TO DO >> Extract the text of each entry below exactly, leaving every image behind.

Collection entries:
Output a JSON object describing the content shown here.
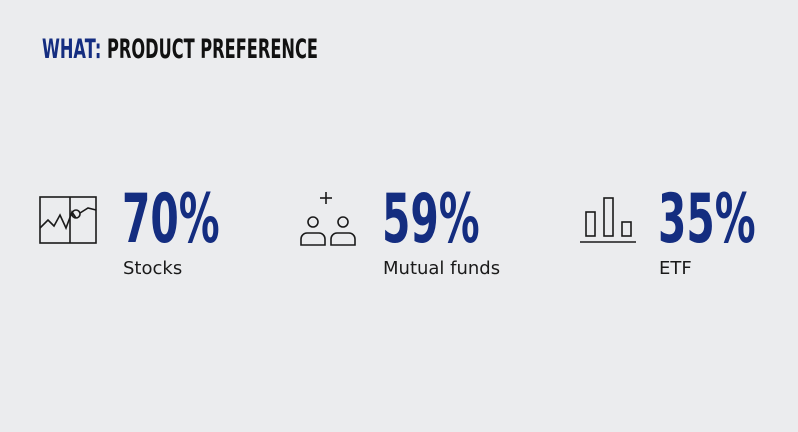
{
  "header": {
    "title_prefix": "WHAT:",
    "title": "PRODUCT PREFERENCE"
  },
  "stats": [
    {
      "value": "70%",
      "label": "Stocks"
    },
    {
      "value": "59%",
      "label": "Mutual funds"
    },
    {
      "value": "35%",
      "label": "ETF"
    }
  ]
}
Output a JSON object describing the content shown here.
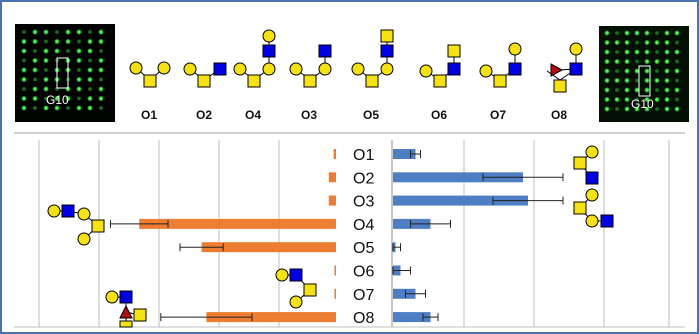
{
  "colors": {
    "frame": "#4a72b0",
    "left_bar": "#ed7d31",
    "right_bar": "#4e7ec3",
    "galactose": "#f6e214",
    "glcnac": "#0000e0",
    "fucose": "#b01010",
    "fluorescence": "#2fcf38",
    "grid": "#d4d4d4"
  },
  "panels": {
    "left_image_label": "G10",
    "right_image_label": "G10"
  },
  "glycan_codes": [
    "O1",
    "O2",
    "O4",
    "O3",
    "O5",
    "O6",
    "O7",
    "O8"
  ],
  "chart_data": {
    "type": "bar",
    "title": "",
    "categories": [
      "O1",
      "O2",
      "O3",
      "O4",
      "O5",
      "O6",
      "O7",
      "O8"
    ],
    "series": [
      {
        "side": "left",
        "values": [
          0.01,
          0.03,
          0.03,
          0.82,
          0.56,
          0.005,
          0.005,
          0.54
        ],
        "errors": [
          0.005,
          0.01,
          0.01,
          0.12,
          0.09,
          0.002,
          0.002,
          0.19
        ]
      },
      {
        "side": "right",
        "values": [
          0.09,
          0.52,
          0.54,
          0.15,
          0.01,
          0.03,
          0.09,
          0.15
        ],
        "errors": [
          0.02,
          0.16,
          0.14,
          0.08,
          0.02,
          0.04,
          0.04,
          0.03
        ]
      }
    ],
    "grid": true,
    "legend": "none"
  }
}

CORRECT ANSWER >>
Output a JSON object describing the content shown here.
{
  "header": {
    "title_prefix": "WHAT:",
    "title": "PRODUCT PREFERENCE"
  },
  "stats": [
    {
      "value": "70%",
      "label": "Stocks"
    },
    {
      "value": "59%",
      "label": "Mutual funds"
    },
    {
      "value": "35%",
      "label": "ETF"
    }
  ]
}
Output a JSON object describing the content shown here.
{
  "colors": {
    "frame": "#4a72b0",
    "left_bar": "#ed7d31",
    "right_bar": "#4e7ec3",
    "galactose": "#f6e214",
    "glcnac": "#0000e0",
    "fucose": "#b01010",
    "fluorescence": "#2fcf38",
    "grid": "#d4d4d4"
  },
  "panels": {
    "left_image_label": "G10",
    "right_image_label": "G10"
  },
  "glycan_codes": [
    "O1",
    "O2",
    "O4",
    "O3",
    "O5",
    "O6",
    "O7",
    "O8"
  ],
  "chart_data": {
    "type": "bar",
    "title": "",
    "categories": [
      "O1",
      "O2",
      "O3",
      "O4",
      "O5",
      "O6",
      "O7",
      "O8"
    ],
    "series": [
      {
        "side": "left",
        "values": [
          0.01,
          0.03,
          0.03,
          0.82,
          0.56,
          0.005,
          0.005,
          0.54
        ],
        "errors": [
          0.005,
          0.01,
          0.01,
          0.12,
          0.09,
          0.002,
          0.002,
          0.19
        ]
      },
      {
        "side": "right",
        "values": [
          0.09,
          0.52,
          0.54,
          0.15,
          0.01,
          0.03,
          0.09,
          0.15
        ],
        "errors": [
          0.02,
          0.16,
          0.14,
          0.08,
          0.02,
          0.04,
          0.04,
          0.03
        ]
      }
    ],
    "grid": true,
    "legend": "none"
  }
}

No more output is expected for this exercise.